>> start MATERIAL FOR THIS EXERCISE

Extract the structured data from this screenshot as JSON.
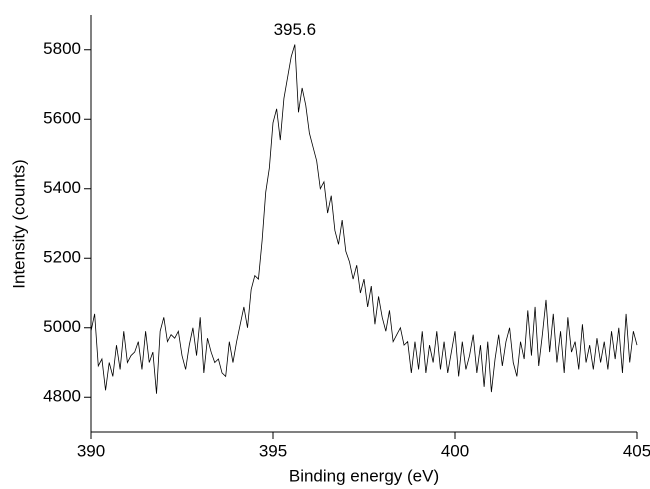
{
  "chart_data": {
    "type": "line",
    "xlabel": "Binding energy (eV)",
    "ylabel": "Intensity (counts)",
    "annotation": "395.6",
    "x": [
      390.0,
      390.1,
      390.2,
      390.3,
      390.4,
      390.5,
      390.6,
      390.7,
      390.8,
      390.9,
      391.0,
      391.1,
      391.2,
      391.3,
      391.4,
      391.5,
      391.6,
      391.7,
      391.8,
      391.9,
      392.0,
      392.1,
      392.2,
      392.3,
      392.4,
      392.5,
      392.6,
      392.7,
      392.8,
      392.9,
      393.0,
      393.1,
      393.2,
      393.3,
      393.4,
      393.5,
      393.6,
      393.7,
      393.8,
      393.9,
      394.0,
      394.1,
      394.2,
      394.3,
      394.4,
      394.5,
      394.6,
      394.7,
      394.8,
      394.9,
      395.0,
      395.1,
      395.2,
      395.3,
      395.4,
      395.5,
      395.6,
      395.7,
      395.8,
      395.9,
      396.0,
      396.1,
      396.2,
      396.3,
      396.4,
      396.5,
      396.6,
      396.7,
      396.8,
      396.9,
      397.0,
      397.1,
      397.2,
      397.3,
      397.4,
      397.5,
      397.6,
      397.7,
      397.8,
      397.9,
      398.0,
      398.1,
      398.2,
      398.3,
      398.4,
      398.5,
      398.6,
      398.7,
      398.8,
      398.9,
      399.0,
      399.1,
      399.2,
      399.3,
      399.4,
      399.5,
      399.6,
      399.7,
      399.8,
      399.9,
      400.0,
      400.1,
      400.2,
      400.3,
      400.4,
      400.5,
      400.6,
      400.7,
      400.8,
      400.9,
      401.0,
      401.1,
      401.2,
      401.3,
      401.4,
      401.5,
      401.6,
      401.7,
      401.8,
      401.9,
      402.0,
      402.1,
      402.2,
      402.3,
      402.4,
      402.5,
      402.6,
      402.7,
      402.8,
      402.9,
      403.0,
      403.1,
      403.2,
      403.3,
      403.4,
      403.5,
      403.6,
      403.7,
      403.8,
      403.9,
      404.0,
      404.1,
      404.2,
      404.3,
      404.4,
      404.5,
      404.6,
      404.7,
      404.8,
      404.9,
      405.0
    ],
    "series": [
      {
        "color": "#000000",
        "values": [
          4990,
          5040,
          4890,
          4910,
          4820,
          4900,
          4860,
          4950,
          4880,
          4990,
          4900,
          4920,
          4930,
          4960,
          4880,
          4990,
          4900,
          4930,
          4810,
          4990,
          5030,
          4960,
          4980,
          4970,
          4990,
          4920,
          4880,
          4950,
          5000,
          4920,
          5030,
          4870,
          4970,
          4930,
          4900,
          4910,
          4870,
          4860,
          4960,
          4900,
          4960,
          5010,
          5060,
          5000,
          5110,
          5150,
          5140,
          5250,
          5390,
          5460,
          5590,
          5630,
          5540,
          5660,
          5720,
          5780,
          5815,
          5620,
          5690,
          5640,
          5560,
          5520,
          5480,
          5400,
          5420,
          5330,
          5380,
          5280,
          5240,
          5310,
          5220,
          5190,
          5140,
          5180,
          5100,
          5140,
          5060,
          5120,
          5010,
          5090,
          5030,
          4990,
          5050,
          4960,
          4980,
          5000,
          4950,
          4960,
          4870,
          4960,
          4880,
          4990,
          4870,
          4950,
          4900,
          4990,
          4880,
          4960,
          4870,
          4930,
          4990,
          4860,
          4960,
          4880,
          4920,
          4980,
          4870,
          4950,
          4830,
          4960,
          4815,
          4910,
          4980,
          4890,
          4960,
          5000,
          4900,
          4860,
          4960,
          4910,
          5050,
          4920,
          5060,
          4890,
          4980,
          5080,
          4930,
          5040,
          4900,
          4990,
          4870,
          5030,
          4930,
          4960,
          4880,
          5010,
          4900,
          4950,
          4880,
          4970,
          4900,
          4960,
          4880,
          4990,
          4910,
          5000,
          4870,
          5040,
          4900,
          4990,
          4950
        ]
      }
    ],
    "xlim": [
      390,
      405
    ],
    "xticks": [
      390,
      395,
      400,
      405
    ],
    "ylim": [
      4700,
      5900
    ],
    "yticks": [
      4800,
      5000,
      5200,
      5400,
      5600,
      5800
    ]
  }
}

>> end MATERIAL FOR THIS EXERCISE

*EXERCISE OBJECTIVE*. Quote all the records verbatim, dropping any pictures from your copy.

*THE REPLY*.
Extract the structured data from this screenshot as JSON.
{
  "chart_data": {
    "type": "line",
    "xlabel": "Binding energy (eV)",
    "ylabel": "Intensity (counts)",
    "annotation": "395.6",
    "x": [
      390.0,
      390.1,
      390.2,
      390.3,
      390.4,
      390.5,
      390.6,
      390.7,
      390.8,
      390.9,
      391.0,
      391.1,
      391.2,
      391.3,
      391.4,
      391.5,
      391.6,
      391.7,
      391.8,
      391.9,
      392.0,
      392.1,
      392.2,
      392.3,
      392.4,
      392.5,
      392.6,
      392.7,
      392.8,
      392.9,
      393.0,
      393.1,
      393.2,
      393.3,
      393.4,
      393.5,
      393.6,
      393.7,
      393.8,
      393.9,
      394.0,
      394.1,
      394.2,
      394.3,
      394.4,
      394.5,
      394.6,
      394.7,
      394.8,
      394.9,
      395.0,
      395.1,
      395.2,
      395.3,
      395.4,
      395.5,
      395.6,
      395.7,
      395.8,
      395.9,
      396.0,
      396.1,
      396.2,
      396.3,
      396.4,
      396.5,
      396.6,
      396.7,
      396.8,
      396.9,
      397.0,
      397.1,
      397.2,
      397.3,
      397.4,
      397.5,
      397.6,
      397.7,
      397.8,
      397.9,
      398.0,
      398.1,
      398.2,
      398.3,
      398.4,
      398.5,
      398.6,
      398.7,
      398.8,
      398.9,
      399.0,
      399.1,
      399.2,
      399.3,
      399.4,
      399.5,
      399.6,
      399.7,
      399.8,
      399.9,
      400.0,
      400.1,
      400.2,
      400.3,
      400.4,
      400.5,
      400.6,
      400.7,
      400.8,
      400.9,
      401.0,
      401.1,
      401.2,
      401.3,
      401.4,
      401.5,
      401.6,
      401.7,
      401.8,
      401.9,
      402.0,
      402.1,
      402.2,
      402.3,
      402.4,
      402.5,
      402.6,
      402.7,
      402.8,
      402.9,
      403.0,
      403.1,
      403.2,
      403.3,
      403.4,
      403.5,
      403.6,
      403.7,
      403.8,
      403.9,
      404.0,
      404.1,
      404.2,
      404.3,
      404.4,
      404.5,
      404.6,
      404.7,
      404.8,
      404.9,
      405.0
    ],
    "series": [
      {
        "color": "#000000",
        "values": [
          4990,
          5040,
          4890,
          4910,
          4820,
          4900,
          4860,
          4950,
          4880,
          4990,
          4900,
          4920,
          4930,
          4960,
          4880,
          4990,
          4900,
          4930,
          4810,
          4990,
          5030,
          4960,
          4980,
          4970,
          4990,
          4920,
          4880,
          4950,
          5000,
          4920,
          5030,
          4870,
          4970,
          4930,
          4900,
          4910,
          4870,
          4860,
          4960,
          4900,
          4960,
          5010,
          5060,
          5000,
          5110,
          5150,
          5140,
          5250,
          5390,
          5460,
          5590,
          5630,
          5540,
          5660,
          5720,
          5780,
          5815,
          5620,
          5690,
          5640,
          5560,
          5520,
          5480,
          5400,
          5420,
          5330,
          5380,
          5280,
          5240,
          5310,
          5220,
          5190,
          5140,
          5180,
          5100,
          5140,
          5060,
          5120,
          5010,
          5090,
          5030,
          4990,
          5050,
          4960,
          4980,
          5000,
          4950,
          4960,
          4870,
          4960,
          4880,
          4990,
          4870,
          4950,
          4900,
          4990,
          4880,
          4960,
          4870,
          4930,
          4990,
          4860,
          4960,
          4880,
          4920,
          4980,
          4870,
          4950,
          4830,
          4960,
          4815,
          4910,
          4980,
          4890,
          4960,
          5000,
          4900,
          4860,
          4960,
          4910,
          5050,
          4920,
          5060,
          4890,
          4980,
          5080,
          4930,
          5040,
          4900,
          4990,
          4870,
          5030,
          4930,
          4960,
          4880,
          5010,
          4900,
          4950,
          4880,
          4970,
          4900,
          4960,
          4880,
          4990,
          4910,
          5000,
          4870,
          5040,
          4900,
          4990,
          4950
        ]
      }
    ],
    "xlim": [
      390,
      405
    ],
    "xticks": [
      390,
      395,
      400,
      405
    ],
    "ylim": [
      4700,
      5900
    ],
    "yticks": [
      4800,
      5000,
      5200,
      5400,
      5600,
      5800
    ]
  }
}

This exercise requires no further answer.